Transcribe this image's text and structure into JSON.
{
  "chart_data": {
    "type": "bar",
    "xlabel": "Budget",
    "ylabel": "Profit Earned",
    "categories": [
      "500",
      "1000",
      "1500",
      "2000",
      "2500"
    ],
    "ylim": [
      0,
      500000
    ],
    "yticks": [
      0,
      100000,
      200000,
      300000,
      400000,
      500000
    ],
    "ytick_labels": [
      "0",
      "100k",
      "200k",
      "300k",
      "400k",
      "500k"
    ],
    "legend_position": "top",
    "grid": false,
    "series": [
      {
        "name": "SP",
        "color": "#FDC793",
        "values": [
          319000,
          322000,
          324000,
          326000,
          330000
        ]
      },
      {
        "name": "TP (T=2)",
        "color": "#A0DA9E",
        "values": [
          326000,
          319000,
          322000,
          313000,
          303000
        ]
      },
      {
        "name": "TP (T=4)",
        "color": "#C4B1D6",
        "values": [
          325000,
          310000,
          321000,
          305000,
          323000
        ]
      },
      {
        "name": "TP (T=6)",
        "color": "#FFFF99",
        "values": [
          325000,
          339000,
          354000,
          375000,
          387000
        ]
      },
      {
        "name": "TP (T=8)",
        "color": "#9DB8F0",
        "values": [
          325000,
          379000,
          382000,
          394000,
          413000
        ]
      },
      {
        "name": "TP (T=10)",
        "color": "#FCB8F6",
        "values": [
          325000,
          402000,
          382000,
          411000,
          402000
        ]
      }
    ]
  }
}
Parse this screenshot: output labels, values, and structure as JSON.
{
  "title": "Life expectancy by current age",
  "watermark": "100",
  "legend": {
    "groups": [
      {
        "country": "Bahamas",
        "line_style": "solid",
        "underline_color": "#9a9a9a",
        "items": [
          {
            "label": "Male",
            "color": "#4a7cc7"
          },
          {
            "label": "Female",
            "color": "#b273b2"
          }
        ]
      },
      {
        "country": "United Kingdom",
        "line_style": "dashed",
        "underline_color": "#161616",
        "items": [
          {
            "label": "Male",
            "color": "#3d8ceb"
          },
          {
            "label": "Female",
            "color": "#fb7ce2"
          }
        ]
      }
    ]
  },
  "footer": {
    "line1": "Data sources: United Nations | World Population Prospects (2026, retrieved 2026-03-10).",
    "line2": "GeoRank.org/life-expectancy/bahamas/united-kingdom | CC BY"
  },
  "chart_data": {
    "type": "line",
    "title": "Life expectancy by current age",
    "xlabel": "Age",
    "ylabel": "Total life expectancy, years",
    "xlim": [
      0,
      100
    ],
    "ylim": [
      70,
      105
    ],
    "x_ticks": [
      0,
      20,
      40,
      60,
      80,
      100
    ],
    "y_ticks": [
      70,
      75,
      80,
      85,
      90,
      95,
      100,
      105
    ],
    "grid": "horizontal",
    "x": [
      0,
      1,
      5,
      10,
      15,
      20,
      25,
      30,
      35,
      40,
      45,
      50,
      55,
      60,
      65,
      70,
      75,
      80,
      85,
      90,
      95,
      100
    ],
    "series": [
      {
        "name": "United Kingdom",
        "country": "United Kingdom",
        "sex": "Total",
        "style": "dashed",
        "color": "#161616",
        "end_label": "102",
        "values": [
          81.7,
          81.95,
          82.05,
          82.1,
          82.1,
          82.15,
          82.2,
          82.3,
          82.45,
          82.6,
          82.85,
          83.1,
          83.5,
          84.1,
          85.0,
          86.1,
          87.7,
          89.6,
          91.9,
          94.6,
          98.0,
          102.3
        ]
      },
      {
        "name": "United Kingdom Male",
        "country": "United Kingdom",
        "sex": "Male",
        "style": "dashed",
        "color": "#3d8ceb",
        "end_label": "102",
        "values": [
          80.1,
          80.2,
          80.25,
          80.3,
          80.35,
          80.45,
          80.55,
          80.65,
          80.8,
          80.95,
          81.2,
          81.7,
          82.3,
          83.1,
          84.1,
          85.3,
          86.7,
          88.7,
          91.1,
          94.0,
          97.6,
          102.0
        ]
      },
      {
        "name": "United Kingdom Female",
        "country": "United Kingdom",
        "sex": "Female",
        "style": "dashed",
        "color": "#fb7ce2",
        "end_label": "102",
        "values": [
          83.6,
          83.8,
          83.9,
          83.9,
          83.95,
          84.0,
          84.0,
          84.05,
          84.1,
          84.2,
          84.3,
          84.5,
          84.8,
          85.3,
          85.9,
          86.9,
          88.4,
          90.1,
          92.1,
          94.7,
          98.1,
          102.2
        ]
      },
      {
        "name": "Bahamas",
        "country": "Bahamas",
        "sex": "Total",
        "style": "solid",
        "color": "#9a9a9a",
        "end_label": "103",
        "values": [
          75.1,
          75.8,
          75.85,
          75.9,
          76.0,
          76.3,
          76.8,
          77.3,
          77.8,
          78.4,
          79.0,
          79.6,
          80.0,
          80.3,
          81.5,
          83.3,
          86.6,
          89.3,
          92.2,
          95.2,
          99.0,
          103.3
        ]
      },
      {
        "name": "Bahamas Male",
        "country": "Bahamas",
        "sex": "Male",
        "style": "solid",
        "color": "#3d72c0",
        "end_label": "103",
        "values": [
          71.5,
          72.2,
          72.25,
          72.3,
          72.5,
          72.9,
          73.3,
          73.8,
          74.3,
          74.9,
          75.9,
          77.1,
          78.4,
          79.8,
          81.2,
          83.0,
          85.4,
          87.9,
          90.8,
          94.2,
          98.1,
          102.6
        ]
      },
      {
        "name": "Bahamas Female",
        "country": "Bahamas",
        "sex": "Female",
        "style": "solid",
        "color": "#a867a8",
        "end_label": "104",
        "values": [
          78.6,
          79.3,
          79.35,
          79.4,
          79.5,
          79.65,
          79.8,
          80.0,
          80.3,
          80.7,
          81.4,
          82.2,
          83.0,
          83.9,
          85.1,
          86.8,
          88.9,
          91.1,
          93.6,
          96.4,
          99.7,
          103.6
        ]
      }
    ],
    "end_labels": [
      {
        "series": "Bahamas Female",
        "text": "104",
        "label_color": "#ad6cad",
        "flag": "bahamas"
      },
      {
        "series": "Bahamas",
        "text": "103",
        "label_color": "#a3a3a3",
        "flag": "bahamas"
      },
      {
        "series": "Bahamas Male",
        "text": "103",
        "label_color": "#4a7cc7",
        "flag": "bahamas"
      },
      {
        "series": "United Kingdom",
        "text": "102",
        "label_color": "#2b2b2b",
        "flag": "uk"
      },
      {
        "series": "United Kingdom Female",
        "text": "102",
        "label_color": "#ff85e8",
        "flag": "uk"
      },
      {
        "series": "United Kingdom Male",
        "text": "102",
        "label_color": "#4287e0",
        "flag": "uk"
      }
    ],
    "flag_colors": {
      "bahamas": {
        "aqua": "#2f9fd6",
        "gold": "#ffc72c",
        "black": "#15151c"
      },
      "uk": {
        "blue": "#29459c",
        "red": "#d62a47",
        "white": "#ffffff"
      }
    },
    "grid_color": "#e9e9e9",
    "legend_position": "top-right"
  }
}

▶ WHAT YOU NEED TO DO:
Without leaving anything out, quote all the data.

▶ FINISHED EXERCISE:
Transcribe this image's text and structure into JSON.
{
  "chart_data": {
    "type": "bar",
    "xlabel": "Budget",
    "ylabel": "Profit Earned",
    "categories": [
      "500",
      "1000",
      "1500",
      "2000",
      "2500"
    ],
    "ylim": [
      0,
      500000
    ],
    "yticks": [
      0,
      100000,
      200000,
      300000,
      400000,
      500000
    ],
    "ytick_labels": [
      "0",
      "100k",
      "200k",
      "300k",
      "400k",
      "500k"
    ],
    "legend_position": "top",
    "grid": false,
    "series": [
      {
        "name": "SP",
        "color": "#FDC793",
        "values": [
          319000,
          322000,
          324000,
          326000,
          330000
        ]
      },
      {
        "name": "TP (T=2)",
        "color": "#A0DA9E",
        "values": [
          326000,
          319000,
          322000,
          313000,
          303000
        ]
      },
      {
        "name": "TP (T=4)",
        "color": "#C4B1D6",
        "values": [
          325000,
          310000,
          321000,
          305000,
          323000
        ]
      },
      {
        "name": "TP (T=6)",
        "color": "#FFFF99",
        "values": [
          325000,
          339000,
          354000,
          375000,
          387000
        ]
      },
      {
        "name": "TP (T=8)",
        "color": "#9DB8F0",
        "values": [
          325000,
          379000,
          382000,
          394000,
          413000
        ]
      },
      {
        "name": "TP (T=10)",
        "color": "#FCB8F6",
        "values": [
          325000,
          402000,
          382000,
          411000,
          402000
        ]
      }
    ]
  }
}
Parse this screenshot: output labels, values, and structure as JSON.
{
  "title": "Life expectancy by current age",
  "watermark": "100",
  "legend": {
    "groups": [
      {
        "country": "Bahamas",
        "line_style": "solid",
        "underline_color": "#9a9a9a",
        "items": [
          {
            "label": "Male",
            "color": "#4a7cc7"
          },
          {
            "label": "Female",
            "color": "#b273b2"
          }
        ]
      },
      {
        "country": "United Kingdom",
        "line_style": "dashed",
        "underline_color": "#161616",
        "items": [
          {
            "label": "Male",
            "color": "#3d8ceb"
          },
          {
            "label": "Female",
            "color": "#fb7ce2"
          }
        ]
      }
    ]
  },
  "footer": {
    "line1": "Data sources: United Nations | World Population Prospects (2026, retrieved 2026-03-10).",
    "line2": "GeoRank.org/life-expectancy/bahamas/united-kingdom | CC BY"
  },
  "chart_data": {
    "type": "line",
    "title": "Life expectancy by current age",
    "xlabel": "Age",
    "ylabel": "Total life expectancy, years",
    "xlim": [
      0,
      100
    ],
    "ylim": [
      70,
      105
    ],
    "x_ticks": [
      0,
      20,
      40,
      60,
      80,
      100
    ],
    "y_ticks": [
      70,
      75,
      80,
      85,
      90,
      95,
      100,
      105
    ],
    "grid": "horizontal",
    "x": [
      0,
      1,
      5,
      10,
      15,
      20,
      25,
      30,
      35,
      40,
      45,
      50,
      55,
      60,
      65,
      70,
      75,
      80,
      85,
      90,
      95,
      100
    ],
    "series": [
      {
        "name": "United Kingdom",
        "country": "United Kingdom",
        "sex": "Total",
        "style": "dashed",
        "color": "#161616",
        "end_label": "102",
        "values": [
          81.7,
          81.95,
          82.05,
          82.1,
          82.1,
          82.15,
          82.2,
          82.3,
          82.45,
          82.6,
          82.85,
          83.1,
          83.5,
          84.1,
          85.0,
          86.1,
          87.7,
          89.6,
          91.9,
          94.6,
          98.0,
          102.3
        ]
      },
      {
        "name": "United Kingdom Male",
        "country": "United Kingdom",
        "sex": "Male",
        "style": "dashed",
        "color": "#3d8ceb",
        "end_label": "102",
        "values": [
          80.1,
          80.2,
          80.25,
          80.3,
          80.35,
          80.45,
          80.55,
          80.65,
          80.8,
          80.95,
          81.2,
          81.7,
          82.3,
          83.1,
          84.1,
          85.3,
          86.7,
          88.7,
          91.1,
          94.0,
          97.6,
          102.0
        ]
      },
      {
        "name": "United Kingdom Female",
        "country": "United Kingdom",
        "sex": "Female",
        "style": "dashed",
        "color": "#fb7ce2",
        "end_label": "102",
        "values": [
          83.6,
          83.8,
          83.9,
          83.9,
          83.95,
          84.0,
          84.0,
          84.05,
          84.1,
          84.2,
          84.3,
          84.5,
          84.8,
          85.3,
          85.9,
          86.9,
          88.4,
          90.1,
          92.1,
          94.7,
          98.1,
          102.2
        ]
      },
      {
        "name": "Bahamas",
        "country": "Bahamas",
        "sex": "Total",
        "style": "solid",
        "color": "#9a9a9a",
        "end_label": "103",
        "values": [
          75.1,
          75.8,
          75.85,
          75.9,
          76.0,
          76.3,
          76.8,
          77.3,
          77.8,
          78.4,
          79.0,
          79.6,
          80.0,
          80.3,
          81.5,
          83.3,
          86.6,
          89.3,
          92.2,
          95.2,
          99.0,
          103.3
        ]
      },
      {
        "name": "Bahamas Male",
        "country": "Bahamas",
        "sex": "Male",
        "style": "solid",
        "color": "#3d72c0",
        "end_label": "103",
        "values": [
          71.5,
          72.2,
          72.25,
          72.3,
          72.5,
          72.9,
          73.3,
          73.8,
          74.3,
          74.9,
          75.9,
          77.1,
          78.4,
          79.8,
          81.2,
          83.0,
          85.4,
          87.9,
          90.8,
          94.2,
          98.1,
          102.6
        ]
      },
      {
        "name": "Bahamas Female",
        "country": "Bahamas",
        "sex": "Female",
        "style": "solid",
        "color": "#a867a8",
        "end_label": "104",
        "values": [
          78.6,
          79.3,
          79.35,
          79.4,
          79.5,
          79.65,
          79.8,
          80.0,
          80.3,
          80.7,
          81.4,
          82.2,
          83.0,
          83.9,
          85.1,
          86.8,
          88.9,
          91.1,
          93.6,
          96.4,
          99.7,
          103.6
        ]
      }
    ],
    "end_labels": [
      {
        "series": "Bahamas Female",
        "text": "104",
        "label_color": "#ad6cad",
        "flag": "bahamas"
      },
      {
        "series": "Bahamas",
        "text": "103",
        "label_color": "#a3a3a3",
        "flag": "bahamas"
      },
      {
        "series": "Bahamas Male",
        "text": "103",
        "label_color": "#4a7cc7",
        "flag": "bahamas"
      },
      {
        "series": "United Kingdom",
        "text": "102",
        "label_color": "#2b2b2b",
        "flag": "uk"
      },
      {
        "series": "United Kingdom Female",
        "text": "102",
        "label_color": "#ff85e8",
        "flag": "uk"
      },
      {
        "series": "United Kingdom Male",
        "text": "102",
        "label_color": "#4287e0",
        "flag": "uk"
      }
    ],
    "flag_colors": {
      "bahamas": {
        "aqua": "#2f9fd6",
        "gold": "#ffc72c",
        "black": "#15151c"
      },
      "uk": {
        "blue": "#29459c",
        "red": "#d62a47",
        "white": "#ffffff"
      }
    },
    "grid_color": "#e9e9e9",
    "legend_position": "top-right"
  }
}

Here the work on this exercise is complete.